* SET EXERCISE: Transcribe the records below exactly as they appear, omitting any pictures.

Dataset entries
····················
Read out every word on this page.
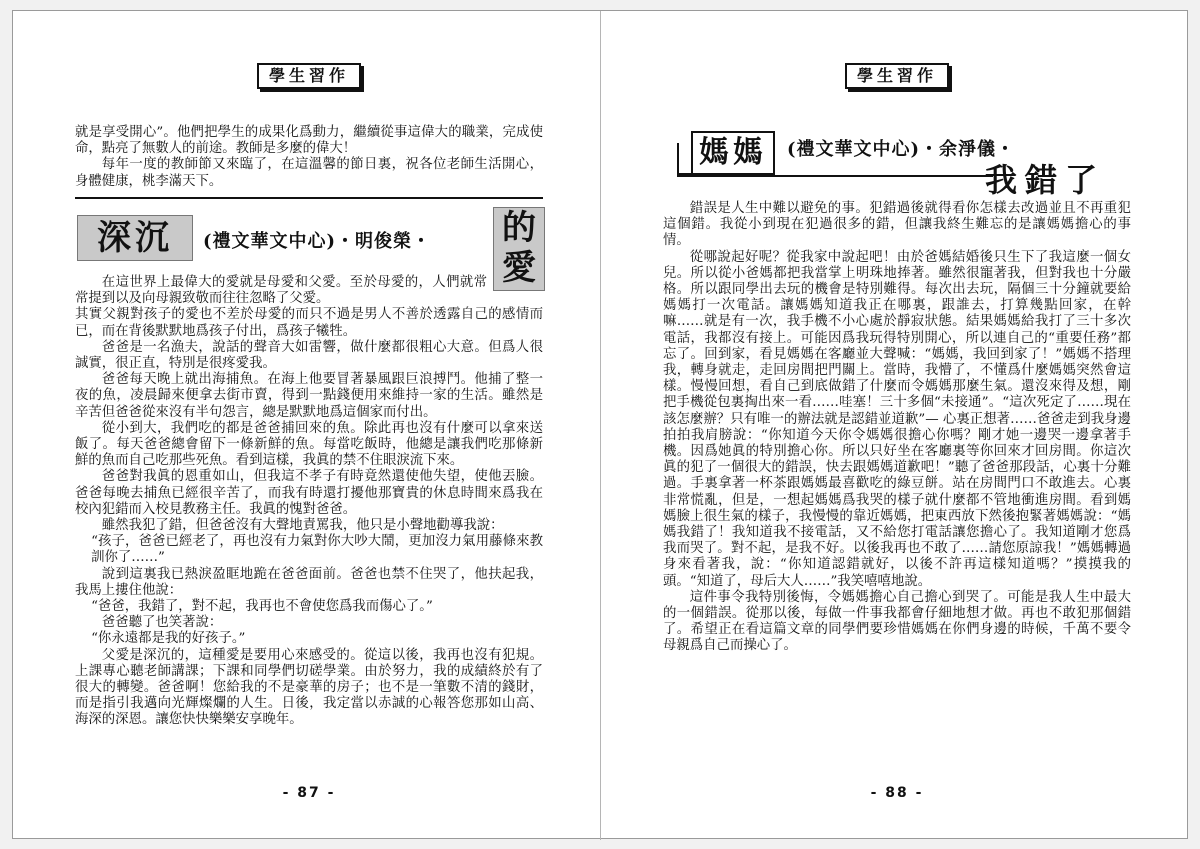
學生習作

就是享受開心”。他們把學生的成果化爲動力，繼續從事這偉大的職業，完成使命，點亮了無數人的前途。教師是多麼的偉大！

每年一度的教師節又來臨了，在這溫馨的節日裏，祝各位老師生活開心，身體健康，桃李滿天下。

深沉	(禮文華文中心)・明俊榮・ 的愛

在這世界上最偉大的愛就是母愛和父愛。至於母愛的，人們就常常提到以及向母親致敬而往往忽略了父愛。

其實父親對孩子的愛也不差於母愛的而只不過是男人不善於透露自己的感情而已，而在背後默默地爲孩子付出，爲孩子犧牲。

爸爸是一名漁夫，說話的聲音大如雷響，做什麼都很粗心大意。但爲人很誠實，很正直，特別是很疼愛我。

爸爸每天晚上就出海捕魚。在海上他要冒著暴風跟巨浪搏鬥。他捕了整一夜的魚，凌晨歸來便拿去街市賣，得到一點錢便用來維持一家的生活。雖然是辛苦但爸爸從來沒有半句怨言，總是默默地爲這個家而付出。

從小到大，我們吃的都是爸爸捕回來的魚。除此再也沒有什麼可以拿來送飯了。每天爸爸總會留下一條新鮮的魚。每當吃飯時，他總是讓我們吃那條新鮮的魚而自己吃那些死魚。看到這樣，我眞的禁不住眼淚流下來。

爸爸對我眞的恩重如山，但我這不孝子有時竟然還使他失望，使他丟臉。爸爸每晚去捕魚已經很辛苦了，而我有時還打擾他那寶貴的休息時間來爲我在校內犯錯而入校見教務主任。我眞的愧對爸爸。

雖然我犯了錯，但爸爸沒有大聲地責罵我，他只是小聲地勸導我說：

“孩子，爸爸已經老了，再也沒有力氣對你大吵大鬧，更加沒力氣用藤條來教訓你了……”

說到這裏我已熱淚盈眶地跪在爸爸面前。爸爸也禁不住哭了，他扶起我，我馬上摟住他說：

“爸爸，我錯了，對不起，我再也不會使您爲我而傷心了。”

爸爸聽了也笑著說：

“你永遠都是我的好孩子。”

父愛是深沉的，這種愛是要用心來感受的。從這以後，我再也沒有犯規。上課專心聽老師講課；下課和同學們切磋學業。由於努力，我的成績終於有了很大的轉變。爸爸啊！您給我的不是豪華的房子；也不是一筆數不清的錢財，而是指引我邁向光輝燦爛的人生。日後，我定當以赤誠的心報答您那如山高、海深的深恩。讓您快快樂樂安享晚年。

- 87 -
學生習作
媽媽	(禮文華文中心)・余淨儀・
我錯了

錯誤是人生中難以避免的事。犯錯過後就得看你怎樣去改過並且不再重犯這個錯。我從小到現在犯過很多的錯，但讓我終生難忘的是讓媽媽擔心的事情。

從哪說起好呢？從我家中說起吧！由於爸媽結婚後只生下了我這麼一個女兒。所以從小爸媽都把我當掌上明珠地捧著。雖然很寵著我，但對我也十分嚴格。所以跟同學出去玩的機會是特別難得。每次出去玩，隔個三十分鐘就要給媽媽打一次電話。讓媽媽知道我正在哪裏，跟誰去，打算幾點回家，在幹嘛……就是有一次，我手機不小心處於靜寂狀態。結果媽媽給我打了三十多次電話，我都沒有接上。可能因爲我玩得特別開心，所以連自己的“重要任務”都忘了。回到家，看見媽媽在客廳並大聲喊：“媽媽，我回到家了！”媽媽不搭理我，轉身就走，走回房間把門關上。當時，我懵了，不懂爲什麼媽媽突然會這樣。慢慢回想，看自己到底做錯了什麼而令媽媽那麼生氣。還沒來得及想，剛把手機從包裏掏出來一看……哇塞！三十多個“未接通”。“這次死定了……現在該怎麼辦？只有唯一的辦法就是認錯並道歉”— 心裏正想著……爸爸走到我身邊拍拍我肩膀說：“你知道今天你令媽媽很擔心你嗎？剛才她一邊哭一邊拿著手機。因爲她眞的特別擔心你。所以只好坐在客廳裏等你回來才回房間。你這次眞的犯了一個很大的錯誤，快去跟媽媽道歉吧！”聽了爸爸那段話，心裏十分難過。手裏拿著一杯茶跟媽媽最喜歡吃的綠豆餅。站在房間門口不敢進去。心裏非常慌亂，但是，一想起媽媽爲我哭的樣子就什麼都不管地衝進房間。看到媽媽臉上很生氣的樣子，我慢慢的靠近媽媽，把東西放下然後抱緊著媽媽說：“媽媽我錯了！我知道我不接電話，又不給您打電話讓您擔心了。我知道剛才您爲我而哭了。對不起，是我不好。以後我再也不敢了……請您原諒我！”媽媽轉過身來看著我，說：“你知道認錯就好，以後不許再這樣知道嗎？”摸摸我的頭。“知道了，母后大人……”我笑嘻嘻地說。

這件事令我特別後悔，令媽媽擔心自己擔心到哭了。可能是我人生中最大的一個錯誤。從那以後，每做一件事我都會仔細地想才做。再也不敢犯那個錯了。希望正在看這篇文章的同學們要珍惜媽媽在你們身邊的時候，千萬不要令母親爲自己而操心了。

- 88 -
····················
* COMPLETED EXERCISE:
Read out every word on this page.
學生習作

就是享受開心”。他們把學生的成果化爲動力，繼續從事這偉大的職業，完成使命，點亮了無數人的前途。教師是多麼的偉大！

每年一度的教師節又來臨了，在這溫馨的節日裏，祝各位老師生活開心，身體健康，桃李滿天下。

深沉	(禮文華文中心)・明俊榮・ 的愛

在這世界上最偉大的愛就是母愛和父愛。至於母愛的，人們就常常提到以及向母親致敬而往往忽略了父愛。

其實父親對孩子的愛也不差於母愛的而只不過是男人不善於透露自己的感情而已，而在背後默默地爲孩子付出，爲孩子犧牲。

爸爸是一名漁夫，說話的聲音大如雷響，做什麼都很粗心大意。但爲人很誠實，很正直，特別是很疼愛我。

爸爸每天晚上就出海捕魚。在海上他要冒著暴風跟巨浪搏鬥。他捕了整一夜的魚，凌晨歸來便拿去街市賣，得到一點錢便用來維持一家的生活。雖然是辛苦但爸爸從來沒有半句怨言，總是默默地爲這個家而付出。

從小到大，我們吃的都是爸爸捕回來的魚。除此再也沒有什麼可以拿來送飯了。每天爸爸總會留下一條新鮮的魚。每當吃飯時，他總是讓我們吃那條新鮮的魚而自己吃那些死魚。看到這樣，我眞的禁不住眼淚流下來。

爸爸對我眞的恩重如山，但我這不孝子有時竟然還使他失望，使他丟臉。爸爸每晚去捕魚已經很辛苦了，而我有時還打擾他那寶貴的休息時間來爲我在校內犯錯而入校見教務主任。我眞的愧對爸爸。

雖然我犯了錯，但爸爸沒有大聲地責罵我，他只是小聲地勸導我說：

“孩子，爸爸已經老了，再也沒有力氣對你大吵大鬧，更加沒力氣用藤條來教訓你了……”

說到這裏我已熱淚盈眶地跪在爸爸面前。爸爸也禁不住哭了，他扶起我，我馬上摟住他說：

“爸爸，我錯了，對不起，我再也不會使您爲我而傷心了。”

爸爸聽了也笑著說：

“你永遠都是我的好孩子。”

父愛是深沉的，這種愛是要用心來感受的。從這以後，我再也沒有犯規。上課專心聽老師講課；下課和同學們切磋學業。由於努力，我的成績終於有了很大的轉變。爸爸啊！您給我的不是豪華的房子；也不是一筆數不清的錢財，而是指引我邁向光輝燦爛的人生。日後，我定當以赤誠的心報答您那如山高、海深的深恩。讓您快快樂樂安享晚年。

- 87 -
學生習作
媽媽	(禮文華文中心)・余淨儀・
我錯了

錯誤是人生中難以避免的事。犯錯過後就得看你怎樣去改過並且不再重犯這個錯。我從小到現在犯過很多的錯，但讓我終生難忘的是讓媽媽擔心的事情。

從哪說起好呢？從我家中說起吧！由於爸媽結婚後只生下了我這麼一個女兒。所以從小爸媽都把我當掌上明珠地捧著。雖然很寵著我，但對我也十分嚴格。所以跟同學出去玩的機會是特別難得。每次出去玩，隔個三十分鐘就要給媽媽打一次電話。讓媽媽知道我正在哪裏，跟誰去，打算幾點回家，在幹嘛……就是有一次，我手機不小心處於靜寂狀態。結果媽媽給我打了三十多次電話，我都沒有接上。可能因爲我玩得特別開心，所以連自己的“重要任務”都忘了。回到家，看見媽媽在客廳並大聲喊：“媽媽，我回到家了！”媽媽不搭理我，轉身就走，走回房間把門關上。當時，我懵了，不懂爲什麼媽媽突然會這樣。慢慢回想，看自己到底做錯了什麼而令媽媽那麼生氣。還沒來得及想，剛把手機從包裏掏出來一看……哇塞！三十多個“未接通”。“這次死定了……現在該怎麼辦？只有唯一的辦法就是認錯並道歉”— 心裏正想著……爸爸走到我身邊拍拍我肩膀說：“你知道今天你令媽媽很擔心你嗎？剛才她一邊哭一邊拿著手機。因爲她眞的特別擔心你。所以只好坐在客廳裏等你回來才回房間。你這次眞的犯了一個很大的錯誤，快去跟媽媽道歉吧！”聽了爸爸那段話，心裏十分難過。手裏拿著一杯茶跟媽媽最喜歡吃的綠豆餅。站在房間門口不敢進去。心裏非常慌亂，但是，一想起媽媽爲我哭的樣子就什麼都不管地衝進房間。看到媽媽臉上很生氣的樣子，我慢慢的靠近媽媽，把東西放下然後抱緊著媽媽說：“媽媽我錯了！我知道我不接電話，又不給您打電話讓您擔心了。我知道剛才您爲我而哭了。對不起，是我不好。以後我再也不敢了……請您原諒我！”媽媽轉過身來看著我，說：“你知道認錯就好，以後不許再這樣知道嗎？”摸摸我的頭。“知道了，母后大人……”我笑嘻嘻地說。

這件事令我特別後悔，令媽媽擔心自己擔心到哭了。可能是我人生中最大的一個錯誤。從那以後，每做一件事我都會仔細地想才做。再也不敢犯那個錯了。希望正在看這篇文章的同學們要珍惜媽媽在你們身邊的時候，千萬不要令母親爲自己而操心了。

- 88 -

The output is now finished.